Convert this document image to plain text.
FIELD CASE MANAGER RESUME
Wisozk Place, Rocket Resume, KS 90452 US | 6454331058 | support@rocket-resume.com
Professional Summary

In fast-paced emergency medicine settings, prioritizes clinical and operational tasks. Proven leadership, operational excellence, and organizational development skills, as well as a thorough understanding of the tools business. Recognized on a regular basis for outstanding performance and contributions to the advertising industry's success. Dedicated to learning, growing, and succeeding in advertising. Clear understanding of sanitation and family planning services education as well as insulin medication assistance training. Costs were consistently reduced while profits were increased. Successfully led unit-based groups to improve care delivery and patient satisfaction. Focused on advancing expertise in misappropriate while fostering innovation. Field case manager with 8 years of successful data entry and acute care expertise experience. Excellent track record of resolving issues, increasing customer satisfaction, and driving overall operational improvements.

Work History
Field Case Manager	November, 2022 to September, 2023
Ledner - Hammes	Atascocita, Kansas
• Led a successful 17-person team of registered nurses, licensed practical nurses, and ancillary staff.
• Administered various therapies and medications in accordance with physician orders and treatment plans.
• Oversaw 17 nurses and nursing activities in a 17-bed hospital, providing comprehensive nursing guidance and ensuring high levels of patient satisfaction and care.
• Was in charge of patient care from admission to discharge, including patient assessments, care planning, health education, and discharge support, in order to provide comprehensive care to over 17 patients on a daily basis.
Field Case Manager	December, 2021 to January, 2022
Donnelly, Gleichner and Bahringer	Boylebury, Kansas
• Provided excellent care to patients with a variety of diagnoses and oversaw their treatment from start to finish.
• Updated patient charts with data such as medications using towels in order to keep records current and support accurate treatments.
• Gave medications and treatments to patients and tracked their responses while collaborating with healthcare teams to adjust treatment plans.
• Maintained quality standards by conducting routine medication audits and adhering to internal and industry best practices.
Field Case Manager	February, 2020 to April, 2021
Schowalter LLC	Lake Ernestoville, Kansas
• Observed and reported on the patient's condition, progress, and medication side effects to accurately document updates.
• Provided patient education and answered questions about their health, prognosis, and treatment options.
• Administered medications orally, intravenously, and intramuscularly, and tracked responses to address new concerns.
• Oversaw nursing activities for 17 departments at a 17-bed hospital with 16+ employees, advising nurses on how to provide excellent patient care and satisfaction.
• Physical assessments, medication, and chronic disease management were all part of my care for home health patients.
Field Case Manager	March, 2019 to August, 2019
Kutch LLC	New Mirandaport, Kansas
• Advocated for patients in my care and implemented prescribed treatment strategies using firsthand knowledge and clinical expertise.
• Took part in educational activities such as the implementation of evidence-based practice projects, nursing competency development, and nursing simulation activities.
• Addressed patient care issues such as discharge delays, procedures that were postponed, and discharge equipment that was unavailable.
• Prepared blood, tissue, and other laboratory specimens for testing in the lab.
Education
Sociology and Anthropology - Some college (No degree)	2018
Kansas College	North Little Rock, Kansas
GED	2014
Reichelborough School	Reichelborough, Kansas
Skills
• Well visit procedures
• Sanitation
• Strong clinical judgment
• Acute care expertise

^^^^

### Activity
What is needed here is an exact copy of all the records above.

### Completed task
Convert this document image to plain text.
FIELD CASE MANAGER RESUME
Wisozk Place, Rocket Resume, KS 90452 US | 6454331058 | support@rocket-resume.com
Professional Summary

In fast-paced emergency medicine settings, prioritizes clinical and operational tasks. Proven leadership, operational excellence, and organizational development skills, as well as a thorough understanding of the tools business. Recognized on a regular basis for outstanding performance and contributions to the advertising industry's success. Dedicated to learning, growing, and succeeding in advertising. Clear understanding of sanitation and family planning services education as well as insulin medication assistance training. Costs were consistently reduced while profits were increased. Successfully led unit-based groups to improve care delivery and patient satisfaction. Focused on advancing expertise in misappropriate while fostering innovation. Field case manager with 8 years of successful data entry and acute care expertise experience. Excellent track record of resolving issues, increasing customer satisfaction, and driving overall operational improvements.

Work History
Field Case Manager	November, 2022 to September, 2023
Ledner - Hammes	Atascocita, Kansas
• Led a successful 17-person team of registered nurses, licensed practical nurses, and ancillary staff.
• Administered various therapies and medications in accordance with physician orders and treatment plans.
• Oversaw 17 nurses and nursing activities in a 17-bed hospital, providing comprehensive nursing guidance and ensuring high levels of patient satisfaction and care.
• Was in charge of patient care from admission to discharge, including patient assessments, care planning, health education, and discharge support, in order to provide comprehensive care to over 17 patients on a daily basis.
Field Case Manager	December, 2021 to January, 2022
Donnelly, Gleichner and Bahringer	Boylebury, Kansas
• Provided excellent care to patients with a variety of diagnoses and oversaw their treatment from start to finish.
• Updated patient charts with data such as medications using towels in order to keep records current and support accurate treatments.
• Gave medications and treatments to patients and tracked their responses while collaborating with healthcare teams to adjust treatment plans.
• Maintained quality standards by conducting routine medication audits and adhering to internal and industry best practices.
Field Case Manager	February, 2020 to April, 2021
Schowalter LLC	Lake Ernestoville, Kansas
• Observed and reported on the patient's condition, progress, and medication side effects to accurately document updates.
• Provided patient education and answered questions about their health, prognosis, and treatment options.
• Administered medications orally, intravenously, and intramuscularly, and tracked responses to address new concerns.
• Oversaw nursing activities for 17 departments at a 17-bed hospital with 16+ employees, advising nurses on how to provide excellent patient care and satisfaction.
• Physical assessments, medication, and chronic disease management were all part of my care for home health patients.
Field Case Manager	March, 2019 to August, 2019
Kutch LLC	New Mirandaport, Kansas
• Advocated for patients in my care and implemented prescribed treatment strategies using firsthand knowledge and clinical expertise.
• Took part in educational activities such as the implementation of evidence-based practice projects, nursing competency development, and nursing simulation activities.
• Addressed patient care issues such as discharge delays, procedures that were postponed, and discharge equipment that was unavailable.
• Prepared blood, tissue, and other laboratory specimens for testing in the lab.
Education
Sociology and Anthropology - Some college (No degree)	2018
Kansas College	North Little Rock, Kansas
GED	2014
Reichelborough School	Reichelborough, Kansas
Skills
• Well visit procedures
• Sanitation
• Strong clinical judgment
• Acute care expertise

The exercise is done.